__PROBLEM__
Extract the lines that carry the string "more" from the listing.

__Items from a dataset__
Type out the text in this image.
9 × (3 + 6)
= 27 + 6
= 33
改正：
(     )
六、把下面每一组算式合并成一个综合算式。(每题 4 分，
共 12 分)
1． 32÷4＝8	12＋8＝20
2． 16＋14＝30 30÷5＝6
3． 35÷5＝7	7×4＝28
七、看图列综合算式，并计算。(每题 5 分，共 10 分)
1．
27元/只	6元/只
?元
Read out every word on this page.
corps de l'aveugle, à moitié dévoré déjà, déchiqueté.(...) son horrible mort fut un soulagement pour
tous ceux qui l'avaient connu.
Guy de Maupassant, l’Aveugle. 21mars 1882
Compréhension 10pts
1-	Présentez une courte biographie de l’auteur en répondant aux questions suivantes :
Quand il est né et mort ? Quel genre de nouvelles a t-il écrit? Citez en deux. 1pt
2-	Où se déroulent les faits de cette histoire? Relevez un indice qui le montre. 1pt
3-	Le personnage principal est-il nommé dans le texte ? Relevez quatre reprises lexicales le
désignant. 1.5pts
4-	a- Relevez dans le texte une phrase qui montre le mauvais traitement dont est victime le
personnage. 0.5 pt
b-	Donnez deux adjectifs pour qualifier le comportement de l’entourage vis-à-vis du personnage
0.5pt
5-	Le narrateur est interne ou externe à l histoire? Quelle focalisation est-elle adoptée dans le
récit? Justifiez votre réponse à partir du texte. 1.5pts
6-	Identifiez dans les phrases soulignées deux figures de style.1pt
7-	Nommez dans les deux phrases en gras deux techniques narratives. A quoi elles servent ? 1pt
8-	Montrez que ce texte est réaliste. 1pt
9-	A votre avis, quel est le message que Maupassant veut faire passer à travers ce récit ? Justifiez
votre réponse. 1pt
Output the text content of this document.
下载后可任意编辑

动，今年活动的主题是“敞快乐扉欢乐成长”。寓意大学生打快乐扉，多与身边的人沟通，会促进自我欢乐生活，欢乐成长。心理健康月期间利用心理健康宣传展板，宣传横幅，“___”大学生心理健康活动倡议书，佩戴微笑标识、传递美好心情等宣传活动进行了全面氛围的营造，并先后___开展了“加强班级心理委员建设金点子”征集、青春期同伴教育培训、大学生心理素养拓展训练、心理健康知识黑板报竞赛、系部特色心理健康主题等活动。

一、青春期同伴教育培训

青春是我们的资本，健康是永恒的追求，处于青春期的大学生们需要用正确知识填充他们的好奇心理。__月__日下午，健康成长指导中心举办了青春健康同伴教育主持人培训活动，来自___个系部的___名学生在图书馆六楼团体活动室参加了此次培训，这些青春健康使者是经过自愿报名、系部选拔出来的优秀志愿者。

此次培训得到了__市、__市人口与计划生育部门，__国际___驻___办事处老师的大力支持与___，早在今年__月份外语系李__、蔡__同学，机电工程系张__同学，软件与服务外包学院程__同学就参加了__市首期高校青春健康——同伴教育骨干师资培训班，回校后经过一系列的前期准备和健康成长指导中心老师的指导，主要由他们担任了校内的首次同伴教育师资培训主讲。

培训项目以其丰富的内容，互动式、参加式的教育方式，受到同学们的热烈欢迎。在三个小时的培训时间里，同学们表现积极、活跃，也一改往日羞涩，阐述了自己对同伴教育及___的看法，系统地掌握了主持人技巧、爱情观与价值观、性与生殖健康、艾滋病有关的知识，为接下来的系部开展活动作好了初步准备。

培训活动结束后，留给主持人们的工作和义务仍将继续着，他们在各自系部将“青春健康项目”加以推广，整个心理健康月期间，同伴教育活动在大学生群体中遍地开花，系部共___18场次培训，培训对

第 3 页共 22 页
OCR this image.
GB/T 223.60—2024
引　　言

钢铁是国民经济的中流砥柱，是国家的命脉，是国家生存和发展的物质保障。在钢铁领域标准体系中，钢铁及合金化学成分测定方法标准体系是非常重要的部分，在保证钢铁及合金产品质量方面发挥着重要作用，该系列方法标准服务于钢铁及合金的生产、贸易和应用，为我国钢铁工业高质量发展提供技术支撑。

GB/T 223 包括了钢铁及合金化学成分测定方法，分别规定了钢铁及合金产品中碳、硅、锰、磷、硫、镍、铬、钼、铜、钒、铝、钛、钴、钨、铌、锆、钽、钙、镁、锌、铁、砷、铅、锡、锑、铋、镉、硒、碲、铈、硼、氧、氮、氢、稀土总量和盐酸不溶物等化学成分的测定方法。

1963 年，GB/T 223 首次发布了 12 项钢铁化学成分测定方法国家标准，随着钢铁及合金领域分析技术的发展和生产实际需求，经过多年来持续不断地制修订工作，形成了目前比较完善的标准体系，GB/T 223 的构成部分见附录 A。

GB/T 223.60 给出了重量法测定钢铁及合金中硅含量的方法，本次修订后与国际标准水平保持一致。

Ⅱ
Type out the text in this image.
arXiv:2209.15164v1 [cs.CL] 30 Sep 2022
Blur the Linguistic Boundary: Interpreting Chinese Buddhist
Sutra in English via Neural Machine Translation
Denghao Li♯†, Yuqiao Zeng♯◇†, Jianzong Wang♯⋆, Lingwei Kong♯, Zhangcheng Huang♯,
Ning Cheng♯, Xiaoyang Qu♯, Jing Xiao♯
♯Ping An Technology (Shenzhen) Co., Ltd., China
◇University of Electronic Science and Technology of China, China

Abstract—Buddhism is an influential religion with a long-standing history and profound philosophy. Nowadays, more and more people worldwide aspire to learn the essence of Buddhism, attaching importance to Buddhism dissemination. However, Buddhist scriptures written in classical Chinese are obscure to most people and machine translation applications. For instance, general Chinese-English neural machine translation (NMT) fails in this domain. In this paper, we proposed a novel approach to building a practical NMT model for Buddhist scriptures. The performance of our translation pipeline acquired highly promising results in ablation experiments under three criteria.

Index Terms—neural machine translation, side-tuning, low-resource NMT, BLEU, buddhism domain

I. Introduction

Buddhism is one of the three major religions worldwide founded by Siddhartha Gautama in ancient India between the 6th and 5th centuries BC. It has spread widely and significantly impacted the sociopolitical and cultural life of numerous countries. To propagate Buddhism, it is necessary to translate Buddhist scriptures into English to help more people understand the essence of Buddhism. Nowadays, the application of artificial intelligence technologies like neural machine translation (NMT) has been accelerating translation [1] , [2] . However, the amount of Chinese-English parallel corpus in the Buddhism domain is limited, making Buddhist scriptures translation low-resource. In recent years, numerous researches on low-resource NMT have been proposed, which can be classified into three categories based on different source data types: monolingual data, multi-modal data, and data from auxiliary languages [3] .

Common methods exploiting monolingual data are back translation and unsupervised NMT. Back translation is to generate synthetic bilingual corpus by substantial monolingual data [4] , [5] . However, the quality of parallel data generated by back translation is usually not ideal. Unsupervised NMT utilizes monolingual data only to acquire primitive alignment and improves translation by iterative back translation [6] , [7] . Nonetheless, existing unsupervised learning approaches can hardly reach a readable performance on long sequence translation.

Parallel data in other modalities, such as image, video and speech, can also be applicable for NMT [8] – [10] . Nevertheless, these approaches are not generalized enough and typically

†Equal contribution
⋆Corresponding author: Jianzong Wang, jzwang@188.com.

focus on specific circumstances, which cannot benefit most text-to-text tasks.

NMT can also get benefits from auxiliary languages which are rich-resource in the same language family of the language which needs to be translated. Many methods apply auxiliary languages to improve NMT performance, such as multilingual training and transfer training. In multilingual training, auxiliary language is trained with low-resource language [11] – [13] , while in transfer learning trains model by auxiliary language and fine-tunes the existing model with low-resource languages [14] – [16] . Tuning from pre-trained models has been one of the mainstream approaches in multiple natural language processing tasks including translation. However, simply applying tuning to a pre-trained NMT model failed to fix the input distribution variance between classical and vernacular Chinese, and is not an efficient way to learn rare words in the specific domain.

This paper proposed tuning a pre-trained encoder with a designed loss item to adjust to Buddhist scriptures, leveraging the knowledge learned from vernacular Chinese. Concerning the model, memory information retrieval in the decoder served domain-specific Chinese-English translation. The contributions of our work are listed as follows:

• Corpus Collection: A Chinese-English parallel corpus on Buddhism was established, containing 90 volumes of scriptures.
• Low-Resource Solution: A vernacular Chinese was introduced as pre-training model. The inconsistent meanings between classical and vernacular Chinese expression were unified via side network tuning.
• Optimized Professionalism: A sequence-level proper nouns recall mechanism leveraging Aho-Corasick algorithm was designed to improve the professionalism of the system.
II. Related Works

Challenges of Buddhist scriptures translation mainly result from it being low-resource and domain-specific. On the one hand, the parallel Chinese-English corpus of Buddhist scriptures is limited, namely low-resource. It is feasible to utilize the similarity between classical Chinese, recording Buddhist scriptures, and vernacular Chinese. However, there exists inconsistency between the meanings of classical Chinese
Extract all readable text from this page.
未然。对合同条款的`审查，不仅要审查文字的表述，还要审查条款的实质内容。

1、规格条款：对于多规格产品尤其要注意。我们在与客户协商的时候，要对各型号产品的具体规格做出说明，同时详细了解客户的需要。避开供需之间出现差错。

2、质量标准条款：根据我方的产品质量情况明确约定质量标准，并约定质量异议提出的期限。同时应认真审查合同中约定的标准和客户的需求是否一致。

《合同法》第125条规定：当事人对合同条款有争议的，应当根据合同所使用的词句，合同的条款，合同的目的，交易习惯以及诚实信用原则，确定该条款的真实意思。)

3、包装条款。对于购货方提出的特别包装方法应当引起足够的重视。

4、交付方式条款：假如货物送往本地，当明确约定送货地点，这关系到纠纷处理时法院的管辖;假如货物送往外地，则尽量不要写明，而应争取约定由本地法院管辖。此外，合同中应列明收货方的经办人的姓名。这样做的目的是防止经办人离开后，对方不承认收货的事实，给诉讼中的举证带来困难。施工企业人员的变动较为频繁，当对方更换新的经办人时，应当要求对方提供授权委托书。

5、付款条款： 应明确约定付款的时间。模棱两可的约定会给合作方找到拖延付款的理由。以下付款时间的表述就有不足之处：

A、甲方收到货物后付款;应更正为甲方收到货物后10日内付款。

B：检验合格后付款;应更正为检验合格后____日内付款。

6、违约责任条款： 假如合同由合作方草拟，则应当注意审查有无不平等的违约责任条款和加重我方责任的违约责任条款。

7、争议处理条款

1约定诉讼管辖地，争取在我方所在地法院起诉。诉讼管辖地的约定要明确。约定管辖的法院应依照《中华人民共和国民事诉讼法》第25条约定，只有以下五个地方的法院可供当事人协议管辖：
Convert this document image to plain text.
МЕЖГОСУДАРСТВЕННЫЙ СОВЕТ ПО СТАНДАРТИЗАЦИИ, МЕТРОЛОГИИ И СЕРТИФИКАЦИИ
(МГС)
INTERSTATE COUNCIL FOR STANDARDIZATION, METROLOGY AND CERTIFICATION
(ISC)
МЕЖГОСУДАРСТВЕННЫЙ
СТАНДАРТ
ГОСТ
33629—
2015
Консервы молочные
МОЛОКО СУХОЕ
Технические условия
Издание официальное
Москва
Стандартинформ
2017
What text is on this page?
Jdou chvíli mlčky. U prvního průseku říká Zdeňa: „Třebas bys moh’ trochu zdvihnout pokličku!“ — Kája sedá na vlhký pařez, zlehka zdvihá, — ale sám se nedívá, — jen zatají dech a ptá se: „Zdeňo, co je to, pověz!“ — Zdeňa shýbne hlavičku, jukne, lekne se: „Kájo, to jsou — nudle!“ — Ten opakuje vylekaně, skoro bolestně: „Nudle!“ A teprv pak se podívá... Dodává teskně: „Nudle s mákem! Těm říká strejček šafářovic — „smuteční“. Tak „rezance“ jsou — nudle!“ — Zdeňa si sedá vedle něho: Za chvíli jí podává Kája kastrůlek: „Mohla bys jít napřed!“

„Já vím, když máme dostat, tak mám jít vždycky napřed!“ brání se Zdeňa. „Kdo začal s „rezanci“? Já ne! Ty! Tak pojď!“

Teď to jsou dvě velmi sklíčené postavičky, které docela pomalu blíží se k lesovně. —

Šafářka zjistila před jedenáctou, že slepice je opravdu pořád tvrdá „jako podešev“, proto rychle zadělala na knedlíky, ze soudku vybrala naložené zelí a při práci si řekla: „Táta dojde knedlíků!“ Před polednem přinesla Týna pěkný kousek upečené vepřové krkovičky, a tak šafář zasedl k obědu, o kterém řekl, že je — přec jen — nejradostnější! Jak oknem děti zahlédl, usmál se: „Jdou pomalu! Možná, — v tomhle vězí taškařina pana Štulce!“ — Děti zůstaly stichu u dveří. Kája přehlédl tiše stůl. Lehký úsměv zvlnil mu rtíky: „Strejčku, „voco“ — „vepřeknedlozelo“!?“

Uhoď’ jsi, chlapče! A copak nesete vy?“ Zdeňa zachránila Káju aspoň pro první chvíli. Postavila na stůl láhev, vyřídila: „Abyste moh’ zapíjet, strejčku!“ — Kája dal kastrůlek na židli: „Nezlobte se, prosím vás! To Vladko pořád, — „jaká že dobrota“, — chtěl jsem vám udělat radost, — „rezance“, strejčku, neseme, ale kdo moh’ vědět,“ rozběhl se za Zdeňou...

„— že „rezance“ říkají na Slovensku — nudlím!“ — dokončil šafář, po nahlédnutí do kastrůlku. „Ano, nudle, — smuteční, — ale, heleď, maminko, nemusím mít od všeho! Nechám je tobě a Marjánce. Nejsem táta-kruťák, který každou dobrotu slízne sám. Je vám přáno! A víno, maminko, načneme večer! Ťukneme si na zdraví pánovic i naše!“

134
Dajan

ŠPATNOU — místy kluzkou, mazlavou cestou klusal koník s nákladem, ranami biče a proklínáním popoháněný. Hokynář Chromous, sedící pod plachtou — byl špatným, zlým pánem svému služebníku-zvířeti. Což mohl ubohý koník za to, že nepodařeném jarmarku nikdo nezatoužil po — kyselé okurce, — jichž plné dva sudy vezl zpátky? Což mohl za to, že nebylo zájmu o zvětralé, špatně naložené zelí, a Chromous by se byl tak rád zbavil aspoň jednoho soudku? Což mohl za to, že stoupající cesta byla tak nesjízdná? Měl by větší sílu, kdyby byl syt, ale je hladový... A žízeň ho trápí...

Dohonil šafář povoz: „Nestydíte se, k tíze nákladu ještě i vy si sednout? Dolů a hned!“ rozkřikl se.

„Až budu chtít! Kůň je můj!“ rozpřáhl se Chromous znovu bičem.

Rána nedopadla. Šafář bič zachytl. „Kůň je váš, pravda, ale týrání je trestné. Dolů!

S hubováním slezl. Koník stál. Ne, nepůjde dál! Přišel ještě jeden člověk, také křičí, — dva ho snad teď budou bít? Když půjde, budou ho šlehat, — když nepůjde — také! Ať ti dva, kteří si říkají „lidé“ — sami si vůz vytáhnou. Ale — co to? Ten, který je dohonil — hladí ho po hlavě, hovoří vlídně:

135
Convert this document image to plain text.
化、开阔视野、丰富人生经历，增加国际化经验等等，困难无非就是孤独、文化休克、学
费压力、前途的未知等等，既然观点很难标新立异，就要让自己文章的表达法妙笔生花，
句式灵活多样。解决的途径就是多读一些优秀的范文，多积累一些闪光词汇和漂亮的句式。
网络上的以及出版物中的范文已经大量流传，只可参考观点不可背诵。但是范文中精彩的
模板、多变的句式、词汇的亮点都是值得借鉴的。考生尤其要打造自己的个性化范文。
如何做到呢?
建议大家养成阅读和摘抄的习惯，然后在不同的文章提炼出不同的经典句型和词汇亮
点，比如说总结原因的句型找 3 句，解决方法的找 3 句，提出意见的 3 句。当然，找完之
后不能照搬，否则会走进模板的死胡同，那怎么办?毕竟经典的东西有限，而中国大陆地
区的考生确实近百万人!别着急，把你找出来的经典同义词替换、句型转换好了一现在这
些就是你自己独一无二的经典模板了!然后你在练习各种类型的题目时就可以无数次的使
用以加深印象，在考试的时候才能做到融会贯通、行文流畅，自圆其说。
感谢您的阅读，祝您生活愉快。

__ANSWER BELOW__
Abstract—Buddhism is an influential religion with a long-standing history and profound philosophy. Nowadays, more and more people worldwide aspire to learn the essence of Buddhism, attaching importance to Buddhism dissemination. However, Buddhist scriptures written in classical Chinese are obscure to most people and machine translation applications. For instance, general Chinese-English neural machine translation (NMT) fails in this domain. In this paper, we proposed a novel approach to building a practical NMT model for Buddhist scriptures. The performance of our translation pipeline acquired highly promising results in ablation experiments under three criteria.
Buddhism is one of the three major religions worldwide founded by Siddhartha Gautama in ancient India between the 6th and 5th centuries BC. It has spread widely and significantly impacted the sociopolitical and cultural life of numerous countries. To propagate Buddhism, it is necessary to translate Buddhist scriptures into English to help more people understand the essence of Buddhism. Nowadays, the application of artificial intelligence technologies like neural machine translation (NMT) has been accelerating translation [1] , [2] . However, the amount of Chinese-English parallel corpus in the Buddhism domain is limited, making Buddhist scriptures translation low-resource. In recent years, numerous researches on low-resource NMT have been proposed, which can be classified into three categories based on different source data types: monolingual data, multi-modal data, and data from auxiliary languages [3] .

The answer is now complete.